What the task asks | From the entries below, gather every line containing the string "Ressarcimento".

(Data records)
....
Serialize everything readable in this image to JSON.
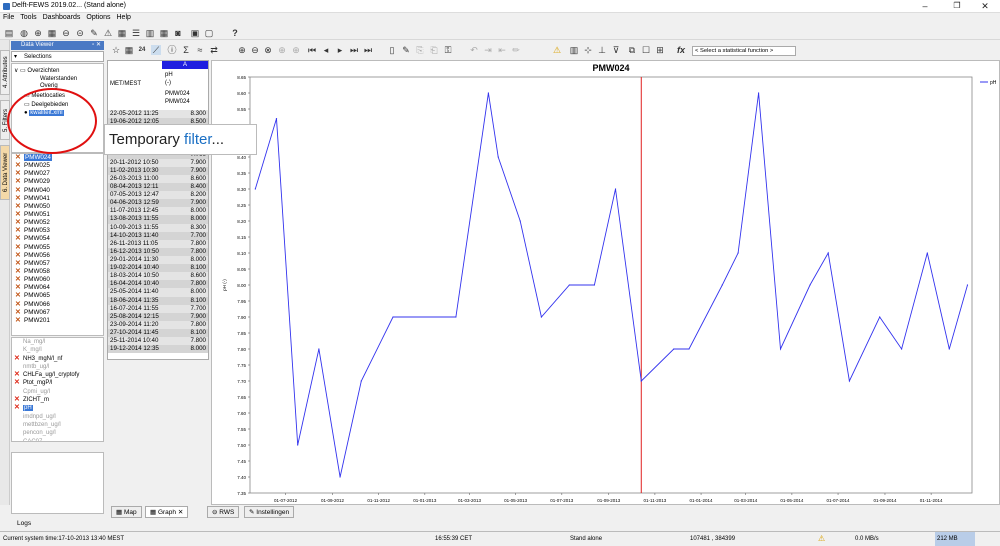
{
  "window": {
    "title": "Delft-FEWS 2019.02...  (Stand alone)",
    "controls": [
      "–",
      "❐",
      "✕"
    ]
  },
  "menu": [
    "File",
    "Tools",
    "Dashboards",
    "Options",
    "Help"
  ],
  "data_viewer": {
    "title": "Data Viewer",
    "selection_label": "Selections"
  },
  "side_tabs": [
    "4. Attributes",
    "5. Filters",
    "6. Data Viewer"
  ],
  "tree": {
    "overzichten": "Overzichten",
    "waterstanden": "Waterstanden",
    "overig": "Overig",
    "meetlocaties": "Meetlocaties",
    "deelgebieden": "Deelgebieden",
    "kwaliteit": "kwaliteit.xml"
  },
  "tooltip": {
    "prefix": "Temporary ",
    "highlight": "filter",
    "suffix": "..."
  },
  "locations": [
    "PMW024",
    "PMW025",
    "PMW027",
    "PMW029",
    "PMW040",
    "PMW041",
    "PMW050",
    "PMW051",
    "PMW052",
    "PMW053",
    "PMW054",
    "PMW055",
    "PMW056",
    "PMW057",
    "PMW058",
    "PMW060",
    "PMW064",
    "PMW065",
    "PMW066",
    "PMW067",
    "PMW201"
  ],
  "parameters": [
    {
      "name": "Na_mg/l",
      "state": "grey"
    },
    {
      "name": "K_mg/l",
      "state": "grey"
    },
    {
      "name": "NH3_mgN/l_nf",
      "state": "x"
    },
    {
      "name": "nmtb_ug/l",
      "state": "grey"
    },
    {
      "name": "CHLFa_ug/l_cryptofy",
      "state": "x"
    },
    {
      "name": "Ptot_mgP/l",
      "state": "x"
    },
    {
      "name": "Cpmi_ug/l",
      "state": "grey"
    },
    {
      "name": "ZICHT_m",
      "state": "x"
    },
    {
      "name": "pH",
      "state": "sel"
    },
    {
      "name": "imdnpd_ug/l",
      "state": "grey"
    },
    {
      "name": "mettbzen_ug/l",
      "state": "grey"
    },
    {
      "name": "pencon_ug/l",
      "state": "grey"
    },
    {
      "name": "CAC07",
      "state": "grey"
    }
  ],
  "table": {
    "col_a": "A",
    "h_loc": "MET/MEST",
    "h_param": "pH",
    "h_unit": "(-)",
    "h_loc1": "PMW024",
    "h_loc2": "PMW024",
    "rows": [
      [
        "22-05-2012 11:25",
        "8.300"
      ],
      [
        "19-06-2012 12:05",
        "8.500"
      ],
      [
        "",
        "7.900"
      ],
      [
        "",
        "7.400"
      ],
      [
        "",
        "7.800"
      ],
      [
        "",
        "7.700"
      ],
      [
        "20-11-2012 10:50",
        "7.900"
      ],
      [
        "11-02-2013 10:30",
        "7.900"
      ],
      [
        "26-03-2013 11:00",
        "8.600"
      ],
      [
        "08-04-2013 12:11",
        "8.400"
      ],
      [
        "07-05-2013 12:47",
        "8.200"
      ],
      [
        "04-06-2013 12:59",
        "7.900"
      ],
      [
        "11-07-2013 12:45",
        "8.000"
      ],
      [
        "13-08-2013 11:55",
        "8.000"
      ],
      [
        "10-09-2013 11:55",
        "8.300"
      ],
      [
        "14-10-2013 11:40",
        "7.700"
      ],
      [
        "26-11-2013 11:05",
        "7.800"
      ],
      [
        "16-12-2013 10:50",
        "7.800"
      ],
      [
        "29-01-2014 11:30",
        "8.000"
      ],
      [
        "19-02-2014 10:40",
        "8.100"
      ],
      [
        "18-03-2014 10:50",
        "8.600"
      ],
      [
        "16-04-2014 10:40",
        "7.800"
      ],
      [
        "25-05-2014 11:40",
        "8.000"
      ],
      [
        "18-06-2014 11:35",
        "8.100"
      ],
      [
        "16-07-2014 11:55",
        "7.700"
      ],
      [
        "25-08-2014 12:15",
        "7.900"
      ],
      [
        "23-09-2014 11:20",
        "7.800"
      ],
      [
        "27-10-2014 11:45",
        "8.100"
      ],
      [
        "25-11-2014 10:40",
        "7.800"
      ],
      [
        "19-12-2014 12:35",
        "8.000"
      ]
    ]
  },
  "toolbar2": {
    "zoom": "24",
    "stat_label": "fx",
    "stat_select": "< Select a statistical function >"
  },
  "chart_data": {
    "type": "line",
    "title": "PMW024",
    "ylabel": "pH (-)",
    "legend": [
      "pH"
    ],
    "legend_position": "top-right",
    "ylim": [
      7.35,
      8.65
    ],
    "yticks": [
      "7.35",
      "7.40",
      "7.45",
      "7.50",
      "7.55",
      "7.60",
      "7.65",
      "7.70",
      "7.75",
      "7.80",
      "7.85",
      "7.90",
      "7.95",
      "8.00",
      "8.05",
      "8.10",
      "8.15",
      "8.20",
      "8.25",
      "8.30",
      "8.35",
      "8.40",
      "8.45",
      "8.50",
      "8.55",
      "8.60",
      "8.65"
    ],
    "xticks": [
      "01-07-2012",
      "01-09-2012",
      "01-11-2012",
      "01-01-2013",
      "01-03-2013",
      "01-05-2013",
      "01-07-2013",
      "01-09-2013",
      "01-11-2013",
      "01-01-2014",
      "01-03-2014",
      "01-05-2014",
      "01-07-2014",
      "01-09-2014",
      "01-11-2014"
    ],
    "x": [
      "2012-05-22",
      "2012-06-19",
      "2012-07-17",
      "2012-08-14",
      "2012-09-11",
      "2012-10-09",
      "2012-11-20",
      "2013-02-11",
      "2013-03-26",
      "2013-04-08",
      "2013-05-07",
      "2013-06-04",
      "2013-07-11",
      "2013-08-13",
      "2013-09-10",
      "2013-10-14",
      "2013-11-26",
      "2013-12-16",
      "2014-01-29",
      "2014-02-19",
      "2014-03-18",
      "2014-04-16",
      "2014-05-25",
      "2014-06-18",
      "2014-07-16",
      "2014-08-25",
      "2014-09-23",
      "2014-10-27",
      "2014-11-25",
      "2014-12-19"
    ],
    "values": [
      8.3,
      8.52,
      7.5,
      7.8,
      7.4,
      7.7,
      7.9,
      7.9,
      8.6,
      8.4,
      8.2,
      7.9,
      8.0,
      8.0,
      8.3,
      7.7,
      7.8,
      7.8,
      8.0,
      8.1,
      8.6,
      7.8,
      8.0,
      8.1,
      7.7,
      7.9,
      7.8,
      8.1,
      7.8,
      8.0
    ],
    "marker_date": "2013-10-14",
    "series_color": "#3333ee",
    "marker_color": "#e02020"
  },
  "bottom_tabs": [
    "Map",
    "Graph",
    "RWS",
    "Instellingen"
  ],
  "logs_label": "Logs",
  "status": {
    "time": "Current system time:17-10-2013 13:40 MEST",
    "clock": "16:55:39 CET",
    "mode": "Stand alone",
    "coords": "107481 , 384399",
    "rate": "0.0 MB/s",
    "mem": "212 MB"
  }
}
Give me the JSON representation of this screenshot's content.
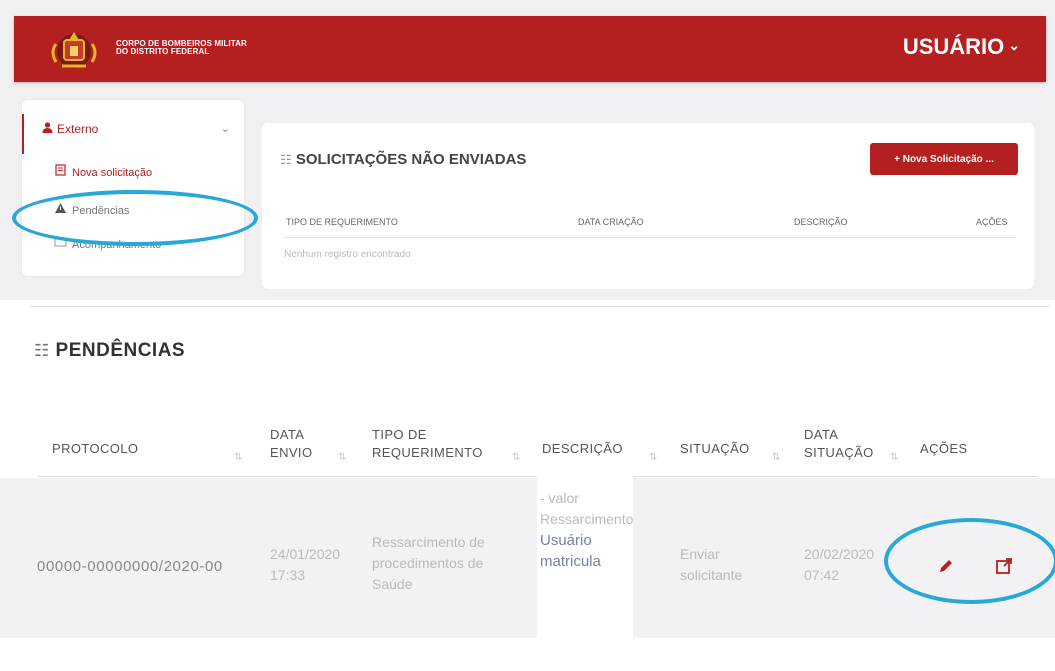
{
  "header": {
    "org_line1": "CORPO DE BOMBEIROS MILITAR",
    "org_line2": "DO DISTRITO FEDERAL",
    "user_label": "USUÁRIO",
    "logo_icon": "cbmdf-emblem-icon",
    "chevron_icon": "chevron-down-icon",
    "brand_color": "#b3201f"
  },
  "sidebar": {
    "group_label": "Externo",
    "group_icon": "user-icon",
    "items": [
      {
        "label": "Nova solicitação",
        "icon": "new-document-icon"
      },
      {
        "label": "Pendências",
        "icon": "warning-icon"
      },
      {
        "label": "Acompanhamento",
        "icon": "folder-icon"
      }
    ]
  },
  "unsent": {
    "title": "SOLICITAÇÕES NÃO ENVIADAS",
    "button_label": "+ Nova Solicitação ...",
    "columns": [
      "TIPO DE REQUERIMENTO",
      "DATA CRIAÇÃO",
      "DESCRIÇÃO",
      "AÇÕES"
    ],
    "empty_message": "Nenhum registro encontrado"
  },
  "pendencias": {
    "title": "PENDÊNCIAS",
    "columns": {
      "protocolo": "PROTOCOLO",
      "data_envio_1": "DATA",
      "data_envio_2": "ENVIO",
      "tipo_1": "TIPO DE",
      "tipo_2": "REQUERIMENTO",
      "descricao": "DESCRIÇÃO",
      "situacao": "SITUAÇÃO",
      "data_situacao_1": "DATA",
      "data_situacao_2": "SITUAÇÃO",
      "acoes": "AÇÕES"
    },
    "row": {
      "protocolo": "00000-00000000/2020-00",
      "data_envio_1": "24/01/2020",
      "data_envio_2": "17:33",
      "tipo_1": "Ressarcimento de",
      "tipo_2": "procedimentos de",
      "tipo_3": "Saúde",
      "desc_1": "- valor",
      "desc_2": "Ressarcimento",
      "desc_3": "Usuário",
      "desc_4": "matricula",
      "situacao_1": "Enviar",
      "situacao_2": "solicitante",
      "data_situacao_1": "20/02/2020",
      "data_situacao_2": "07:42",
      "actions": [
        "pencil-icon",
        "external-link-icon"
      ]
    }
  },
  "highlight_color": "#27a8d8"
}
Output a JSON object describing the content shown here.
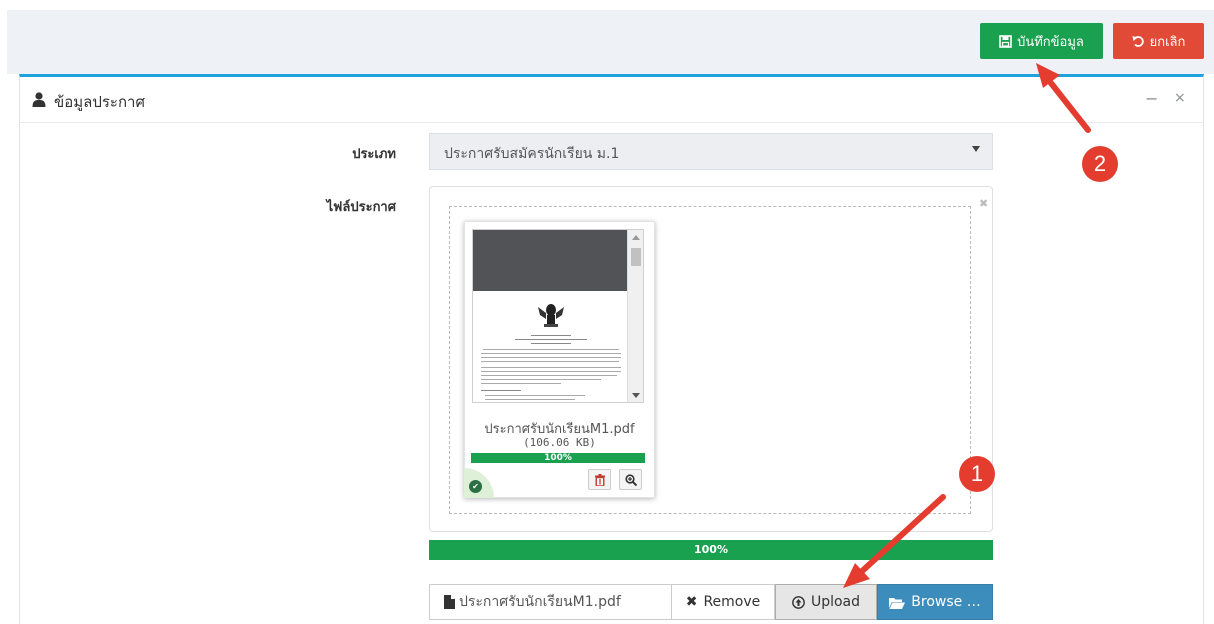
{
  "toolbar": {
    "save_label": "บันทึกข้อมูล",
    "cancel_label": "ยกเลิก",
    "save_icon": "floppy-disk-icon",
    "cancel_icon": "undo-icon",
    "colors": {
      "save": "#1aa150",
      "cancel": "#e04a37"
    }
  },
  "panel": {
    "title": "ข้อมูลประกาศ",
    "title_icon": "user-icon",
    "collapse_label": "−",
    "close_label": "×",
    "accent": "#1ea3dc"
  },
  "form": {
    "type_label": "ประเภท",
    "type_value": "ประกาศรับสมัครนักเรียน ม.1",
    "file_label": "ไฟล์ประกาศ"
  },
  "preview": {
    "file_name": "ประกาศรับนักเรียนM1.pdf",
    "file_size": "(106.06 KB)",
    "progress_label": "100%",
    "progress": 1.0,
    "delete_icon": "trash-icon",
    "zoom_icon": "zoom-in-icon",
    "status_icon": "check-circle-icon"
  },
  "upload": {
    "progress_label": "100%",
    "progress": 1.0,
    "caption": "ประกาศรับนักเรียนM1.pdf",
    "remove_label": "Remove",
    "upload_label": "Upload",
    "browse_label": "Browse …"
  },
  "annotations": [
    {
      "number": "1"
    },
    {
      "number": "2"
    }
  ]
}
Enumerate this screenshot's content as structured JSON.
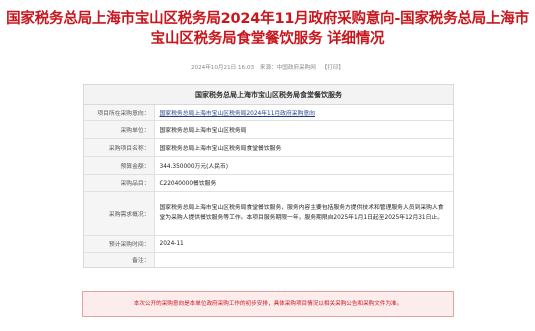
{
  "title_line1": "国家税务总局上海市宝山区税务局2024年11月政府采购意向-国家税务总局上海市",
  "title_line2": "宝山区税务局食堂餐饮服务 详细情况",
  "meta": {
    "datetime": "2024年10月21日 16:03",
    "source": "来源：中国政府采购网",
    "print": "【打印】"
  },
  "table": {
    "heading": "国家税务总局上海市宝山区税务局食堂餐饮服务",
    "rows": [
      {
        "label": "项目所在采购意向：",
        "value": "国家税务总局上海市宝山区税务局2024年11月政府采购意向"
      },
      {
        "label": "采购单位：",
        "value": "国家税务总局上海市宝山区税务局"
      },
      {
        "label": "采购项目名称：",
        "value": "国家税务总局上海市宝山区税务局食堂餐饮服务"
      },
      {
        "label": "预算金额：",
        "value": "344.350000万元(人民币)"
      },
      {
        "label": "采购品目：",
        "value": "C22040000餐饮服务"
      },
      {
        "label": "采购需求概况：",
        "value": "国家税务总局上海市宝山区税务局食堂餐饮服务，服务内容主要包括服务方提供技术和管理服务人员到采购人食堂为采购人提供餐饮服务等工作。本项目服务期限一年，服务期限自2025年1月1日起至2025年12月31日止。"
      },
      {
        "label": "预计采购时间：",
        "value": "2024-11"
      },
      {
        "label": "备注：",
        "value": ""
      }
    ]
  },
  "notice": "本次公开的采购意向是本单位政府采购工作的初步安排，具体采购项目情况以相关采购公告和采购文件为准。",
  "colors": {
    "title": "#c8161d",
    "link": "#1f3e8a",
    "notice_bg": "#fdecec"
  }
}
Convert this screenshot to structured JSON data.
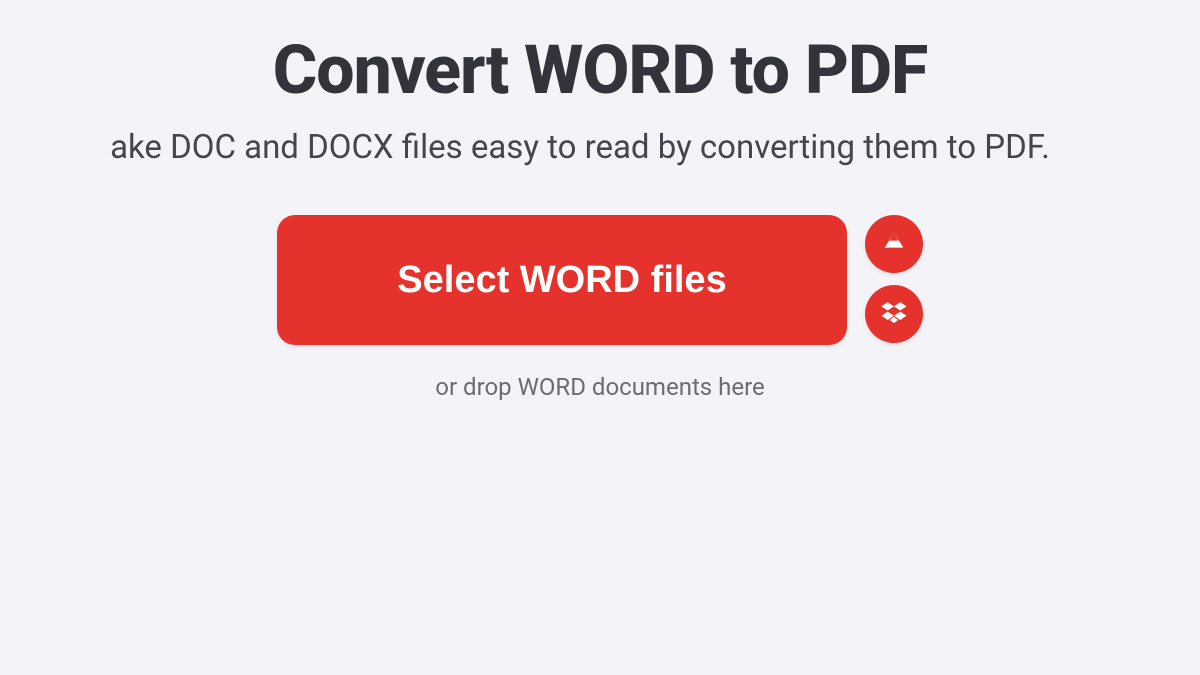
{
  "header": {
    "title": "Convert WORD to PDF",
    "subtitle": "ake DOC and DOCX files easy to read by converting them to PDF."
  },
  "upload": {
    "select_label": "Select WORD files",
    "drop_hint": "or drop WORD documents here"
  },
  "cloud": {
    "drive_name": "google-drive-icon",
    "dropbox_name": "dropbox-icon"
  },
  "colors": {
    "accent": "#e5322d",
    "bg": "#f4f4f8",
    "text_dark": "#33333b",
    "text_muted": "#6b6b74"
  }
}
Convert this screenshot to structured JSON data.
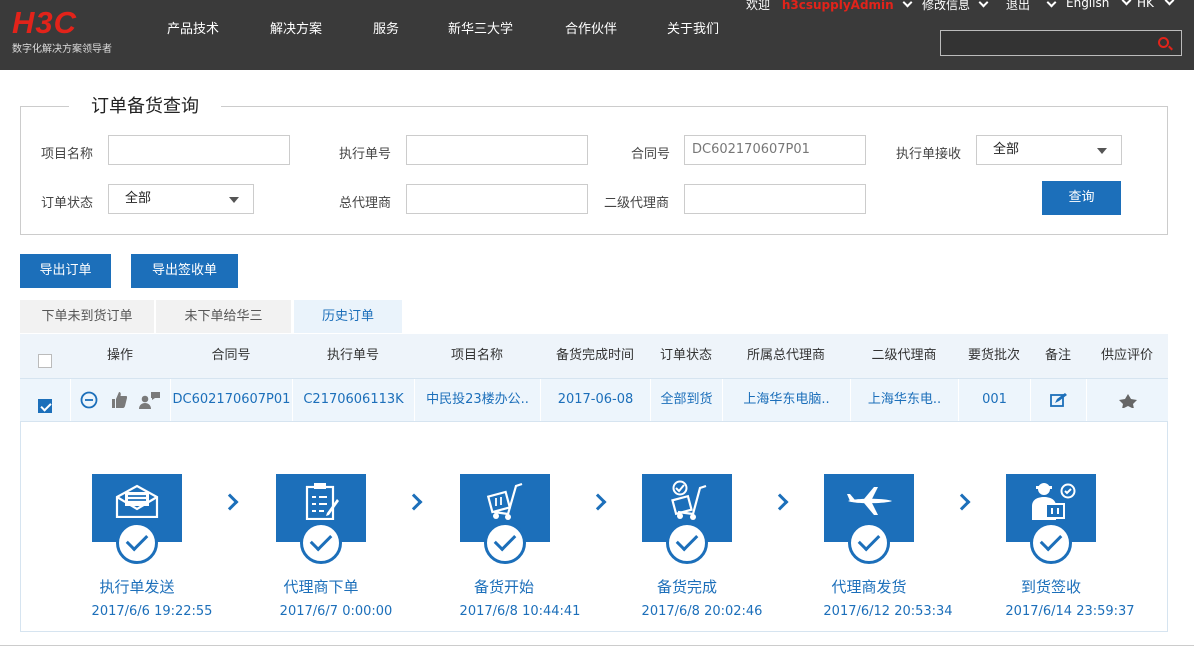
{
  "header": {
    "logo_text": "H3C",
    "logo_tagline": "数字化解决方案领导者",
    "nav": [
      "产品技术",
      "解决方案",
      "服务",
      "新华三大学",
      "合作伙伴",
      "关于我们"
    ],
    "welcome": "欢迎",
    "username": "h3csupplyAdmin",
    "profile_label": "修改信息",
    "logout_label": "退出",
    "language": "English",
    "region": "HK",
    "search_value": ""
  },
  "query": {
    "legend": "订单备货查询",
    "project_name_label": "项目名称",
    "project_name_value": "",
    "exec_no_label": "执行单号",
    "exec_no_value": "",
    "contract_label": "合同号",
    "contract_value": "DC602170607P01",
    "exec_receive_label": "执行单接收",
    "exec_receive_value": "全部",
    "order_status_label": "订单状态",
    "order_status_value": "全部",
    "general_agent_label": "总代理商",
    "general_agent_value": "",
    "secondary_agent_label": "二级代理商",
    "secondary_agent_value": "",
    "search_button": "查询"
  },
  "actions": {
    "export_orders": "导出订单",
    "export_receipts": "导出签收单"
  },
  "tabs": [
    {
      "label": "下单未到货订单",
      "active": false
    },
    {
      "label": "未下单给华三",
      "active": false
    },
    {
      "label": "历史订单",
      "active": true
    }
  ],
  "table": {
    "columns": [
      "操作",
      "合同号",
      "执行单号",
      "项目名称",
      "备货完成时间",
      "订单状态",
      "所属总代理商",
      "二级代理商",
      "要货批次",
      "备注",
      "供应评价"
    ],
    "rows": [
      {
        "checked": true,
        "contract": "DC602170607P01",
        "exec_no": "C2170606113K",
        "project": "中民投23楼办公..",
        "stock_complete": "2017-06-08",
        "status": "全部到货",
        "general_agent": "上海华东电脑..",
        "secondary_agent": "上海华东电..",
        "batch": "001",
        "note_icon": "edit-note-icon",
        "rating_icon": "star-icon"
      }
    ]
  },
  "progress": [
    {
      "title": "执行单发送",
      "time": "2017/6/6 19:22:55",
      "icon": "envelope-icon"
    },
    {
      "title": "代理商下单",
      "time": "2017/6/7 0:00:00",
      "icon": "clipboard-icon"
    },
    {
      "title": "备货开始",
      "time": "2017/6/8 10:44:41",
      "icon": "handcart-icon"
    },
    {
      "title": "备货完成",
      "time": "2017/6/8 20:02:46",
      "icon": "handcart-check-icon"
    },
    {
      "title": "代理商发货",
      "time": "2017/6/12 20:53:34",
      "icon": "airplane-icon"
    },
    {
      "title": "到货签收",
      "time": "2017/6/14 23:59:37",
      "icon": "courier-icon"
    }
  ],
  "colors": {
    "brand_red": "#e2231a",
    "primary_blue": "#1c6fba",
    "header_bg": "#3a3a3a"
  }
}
....
Answer |
      "tipo_1": "Ressarcimento de",
      "desc_2": "Ressarcimento",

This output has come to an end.